**Exercise goal**
Below are some entries. Output each one exactly as it appears.

--- start of Rows ---

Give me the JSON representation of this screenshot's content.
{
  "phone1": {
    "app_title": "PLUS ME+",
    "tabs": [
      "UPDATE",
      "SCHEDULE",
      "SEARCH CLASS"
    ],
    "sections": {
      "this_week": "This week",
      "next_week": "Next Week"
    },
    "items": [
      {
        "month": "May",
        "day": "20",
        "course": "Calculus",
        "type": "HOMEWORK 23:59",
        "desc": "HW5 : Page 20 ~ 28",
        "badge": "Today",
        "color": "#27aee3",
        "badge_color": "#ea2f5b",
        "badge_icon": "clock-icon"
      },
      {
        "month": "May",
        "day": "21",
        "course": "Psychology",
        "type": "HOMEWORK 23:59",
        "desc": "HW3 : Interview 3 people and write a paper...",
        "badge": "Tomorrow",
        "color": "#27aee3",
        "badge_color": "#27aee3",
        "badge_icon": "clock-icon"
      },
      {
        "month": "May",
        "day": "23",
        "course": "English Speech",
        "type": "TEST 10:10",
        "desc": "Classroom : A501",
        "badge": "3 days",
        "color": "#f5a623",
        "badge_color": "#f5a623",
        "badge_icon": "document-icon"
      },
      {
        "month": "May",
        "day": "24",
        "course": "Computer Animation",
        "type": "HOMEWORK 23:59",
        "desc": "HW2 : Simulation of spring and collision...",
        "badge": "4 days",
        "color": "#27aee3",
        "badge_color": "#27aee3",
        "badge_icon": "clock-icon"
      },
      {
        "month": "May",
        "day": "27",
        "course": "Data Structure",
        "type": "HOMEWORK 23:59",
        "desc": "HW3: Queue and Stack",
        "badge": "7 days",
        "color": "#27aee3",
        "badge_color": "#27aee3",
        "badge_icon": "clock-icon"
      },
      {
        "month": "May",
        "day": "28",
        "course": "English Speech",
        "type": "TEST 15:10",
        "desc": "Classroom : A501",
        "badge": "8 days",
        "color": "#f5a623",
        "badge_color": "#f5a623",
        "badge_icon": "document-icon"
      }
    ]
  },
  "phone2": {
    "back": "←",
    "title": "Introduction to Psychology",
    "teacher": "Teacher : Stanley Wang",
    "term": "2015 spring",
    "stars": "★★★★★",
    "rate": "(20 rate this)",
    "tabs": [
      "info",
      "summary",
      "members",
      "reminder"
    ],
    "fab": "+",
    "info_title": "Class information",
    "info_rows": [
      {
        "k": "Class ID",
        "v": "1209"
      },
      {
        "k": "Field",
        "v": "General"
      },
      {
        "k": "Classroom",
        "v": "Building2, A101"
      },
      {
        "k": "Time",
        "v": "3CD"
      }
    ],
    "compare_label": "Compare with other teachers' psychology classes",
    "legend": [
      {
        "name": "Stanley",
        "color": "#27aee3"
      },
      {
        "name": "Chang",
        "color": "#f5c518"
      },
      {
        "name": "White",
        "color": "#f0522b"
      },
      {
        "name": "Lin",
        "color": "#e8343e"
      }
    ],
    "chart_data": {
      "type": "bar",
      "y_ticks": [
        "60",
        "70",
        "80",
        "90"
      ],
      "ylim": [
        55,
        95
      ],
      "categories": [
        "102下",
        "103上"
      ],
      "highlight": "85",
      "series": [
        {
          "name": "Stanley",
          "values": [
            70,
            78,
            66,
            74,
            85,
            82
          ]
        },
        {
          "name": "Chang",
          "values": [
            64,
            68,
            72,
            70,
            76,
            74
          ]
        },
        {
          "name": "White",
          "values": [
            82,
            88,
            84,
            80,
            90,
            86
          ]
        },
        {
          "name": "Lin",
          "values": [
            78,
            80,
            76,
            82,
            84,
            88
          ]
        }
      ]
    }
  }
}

--- end of Rows ---

**Exercise output**
Give me the JSON representation of this screenshot's content.
{
  "phone1": {
    "app_title": "PLUS ME+",
    "tabs": [
      "UPDATE",
      "SCHEDULE",
      "SEARCH CLASS"
    ],
    "sections": {
      "this_week": "This week",
      "next_week": "Next Week"
    },
    "items": [
      {
        "month": "May",
        "day": "20",
        "course": "Calculus",
        "type": "HOMEWORK 23:59",
        "desc": "HW5 : Page 20 ~ 28",
        "badge": "Today",
        "color": "#27aee3",
        "badge_color": "#ea2f5b",
        "badge_icon": "clock-icon"
      },
      {
        "month": "May",
        "day": "21",
        "course": "Psychology",
        "type": "HOMEWORK 23:59",
        "desc": "HW3 : Interview 3 people and write a paper...",
        "badge": "Tomorrow",
        "color": "#27aee3",
        "badge_color": "#27aee3",
        "badge_icon": "clock-icon"
      },
      {
        "month": "May",
        "day": "23",
        "course": "English Speech",
        "type": "TEST 10:10",
        "desc": "Classroom : A501",
        "badge": "3 days",
        "color": "#f5a623",
        "badge_color": "#f5a623",
        "badge_icon": "document-icon"
      },
      {
        "month": "May",
        "day": "24",
        "course": "Computer Animation",
        "type": "HOMEWORK 23:59",
        "desc": "HW2 : Simulation of spring and collision...",
        "badge": "4 days",
        "color": "#27aee3",
        "badge_color": "#27aee3",
        "badge_icon": "clock-icon"
      },
      {
        "month": "May",
        "day": "27",
        "course": "Data Structure",
        "type": "HOMEWORK 23:59",
        "desc": "HW3: Queue and Stack",
        "badge": "7 days",
        "color": "#27aee3",
        "badge_color": "#27aee3",
        "badge_icon": "clock-icon"
      },
      {
        "month": "May",
        "day": "28",
        "course": "English Speech",
        "type": "TEST 15:10",
        "desc": "Classroom : A501",
        "badge": "8 days",
        "color": "#f5a623",
        "badge_color": "#f5a623",
        "badge_icon": "document-icon"
      }
    ]
  },
  "phone2": {
    "back": "←",
    "title": "Introduction to Psychology",
    "teacher": "Teacher : Stanley Wang",
    "term": "2015 spring",
    "stars": "★★★★★",
    "rate": "(20 rate this)",
    "tabs": [
      "info",
      "summary",
      "members",
      "reminder"
    ],
    "fab": "+",
    "info_title": "Class information",
    "info_rows": [
      {
        "k": "Class ID",
        "v": "1209"
      },
      {
        "k": "Field",
        "v": "General"
      },
      {
        "k": "Classroom",
        "v": "Building2, A101"
      },
      {
        "k": "Time",
        "v": "3CD"
      }
    ],
    "compare_label": "Compare with other teachers' psychology classes",
    "legend": [
      {
        "name": "Stanley",
        "color": "#27aee3"
      },
      {
        "name": "Chang",
        "color": "#f5c518"
      },
      {
        "name": "White",
        "color": "#f0522b"
      },
      {
        "name": "Lin",
        "color": "#e8343e"
      }
    ],
    "chart_data": {
      "type": "bar",
      "y_ticks": [
        "60",
        "70",
        "80",
        "90"
      ],
      "ylim": [
        55,
        95
      ],
      "categories": [
        "102下",
        "103上"
      ],
      "highlight": "85",
      "series": [
        {
          "name": "Stanley",
          "values": [
            70,
            78,
            66,
            74,
            85,
            82
          ]
        },
        {
          "name": "Chang",
          "values": [
            64,
            68,
            72,
            70,
            76,
            74
          ]
        },
        {
          "name": "White",
          "values": [
            82,
            88,
            84,
            80,
            90,
            86
          ]
        },
        {
          "name": "Lin",
          "values": [
            78,
            80,
            76,
            82,
            84,
            88
          ]
        }
      ]
    }
  }
}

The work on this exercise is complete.